• _Task directions_:
Check each line for the word "like" and give how many have it. Say nothing else.

[Begin]

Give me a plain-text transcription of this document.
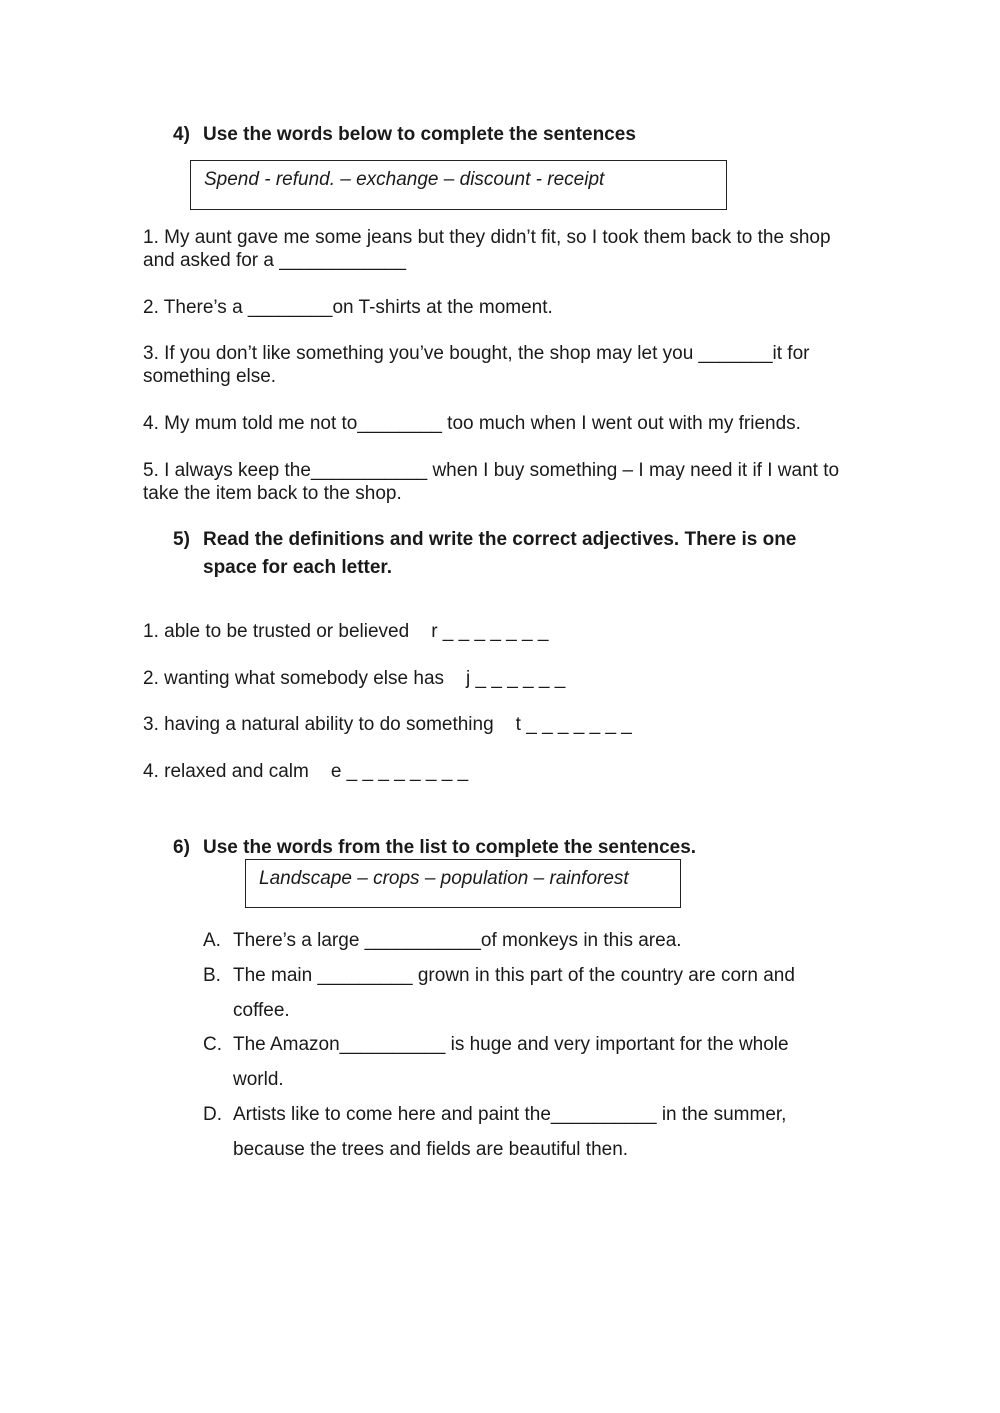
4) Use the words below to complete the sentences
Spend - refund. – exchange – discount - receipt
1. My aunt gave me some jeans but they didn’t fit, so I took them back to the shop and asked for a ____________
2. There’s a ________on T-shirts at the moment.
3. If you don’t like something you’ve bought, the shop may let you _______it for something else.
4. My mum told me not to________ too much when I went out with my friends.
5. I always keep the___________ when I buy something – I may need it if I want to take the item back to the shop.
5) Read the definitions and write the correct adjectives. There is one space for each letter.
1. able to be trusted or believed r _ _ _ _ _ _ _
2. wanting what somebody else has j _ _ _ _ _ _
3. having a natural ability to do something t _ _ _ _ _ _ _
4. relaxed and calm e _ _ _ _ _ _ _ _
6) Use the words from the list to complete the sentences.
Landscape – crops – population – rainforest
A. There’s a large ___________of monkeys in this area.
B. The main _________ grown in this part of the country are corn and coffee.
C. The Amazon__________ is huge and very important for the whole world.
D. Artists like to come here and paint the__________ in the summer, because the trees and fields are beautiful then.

[End]
[Begin]

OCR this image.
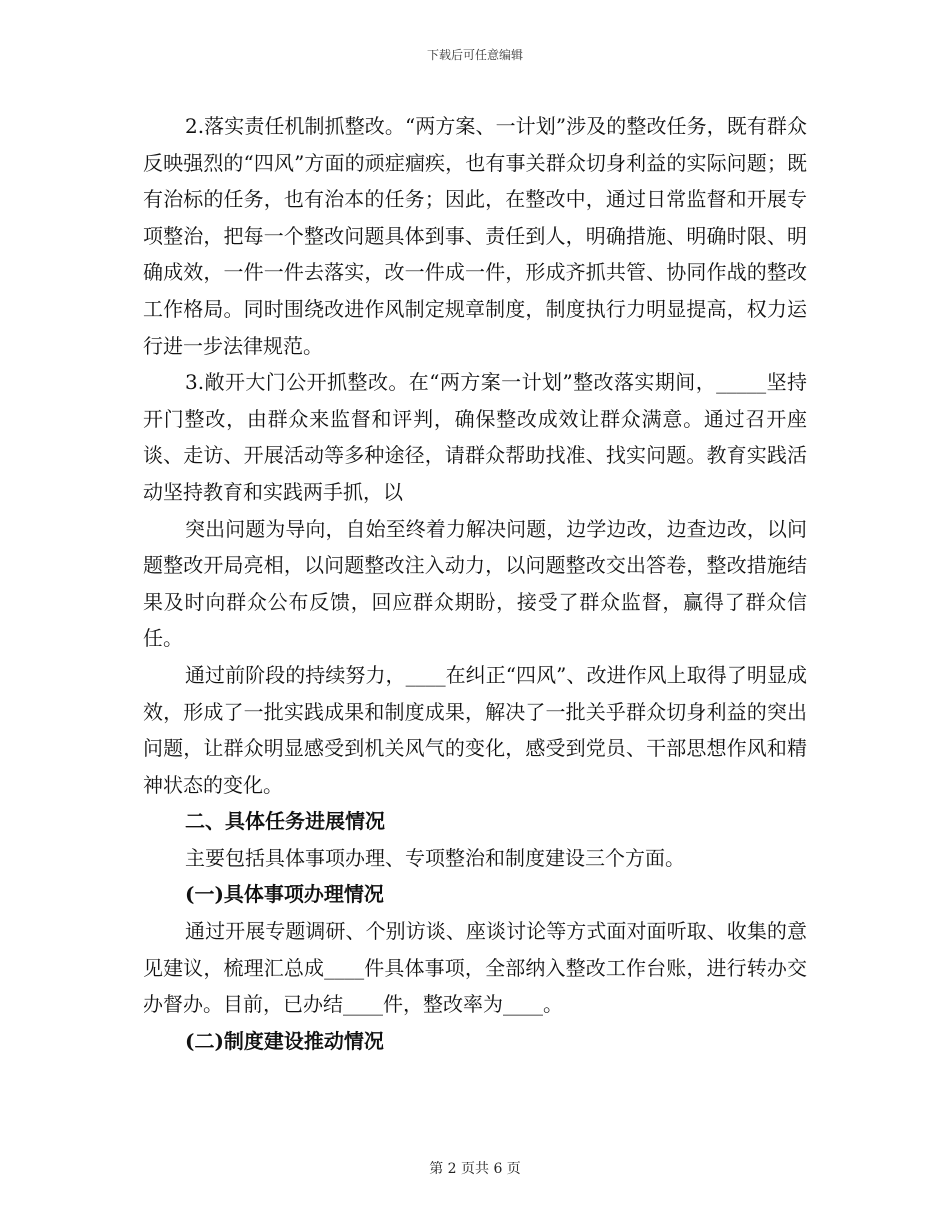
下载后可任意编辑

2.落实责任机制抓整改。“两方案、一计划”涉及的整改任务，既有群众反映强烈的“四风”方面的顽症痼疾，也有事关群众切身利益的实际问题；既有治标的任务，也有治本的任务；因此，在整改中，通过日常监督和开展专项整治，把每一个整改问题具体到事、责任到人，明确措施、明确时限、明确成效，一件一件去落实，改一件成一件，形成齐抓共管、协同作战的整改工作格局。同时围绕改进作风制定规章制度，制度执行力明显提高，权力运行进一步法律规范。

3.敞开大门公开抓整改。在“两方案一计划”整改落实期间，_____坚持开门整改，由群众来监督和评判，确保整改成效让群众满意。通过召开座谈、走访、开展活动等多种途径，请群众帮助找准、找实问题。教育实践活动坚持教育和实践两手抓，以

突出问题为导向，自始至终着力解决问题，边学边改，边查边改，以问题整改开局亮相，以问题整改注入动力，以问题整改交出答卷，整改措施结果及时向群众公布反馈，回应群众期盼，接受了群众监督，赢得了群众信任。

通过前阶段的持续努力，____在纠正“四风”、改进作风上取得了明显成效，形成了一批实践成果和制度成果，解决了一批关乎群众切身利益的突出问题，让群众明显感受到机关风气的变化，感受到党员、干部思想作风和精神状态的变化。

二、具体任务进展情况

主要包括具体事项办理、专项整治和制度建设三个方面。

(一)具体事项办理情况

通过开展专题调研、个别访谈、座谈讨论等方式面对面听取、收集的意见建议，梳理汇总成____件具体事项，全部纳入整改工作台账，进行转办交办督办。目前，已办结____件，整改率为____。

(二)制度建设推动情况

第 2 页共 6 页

[End]

• _Correct result_:
2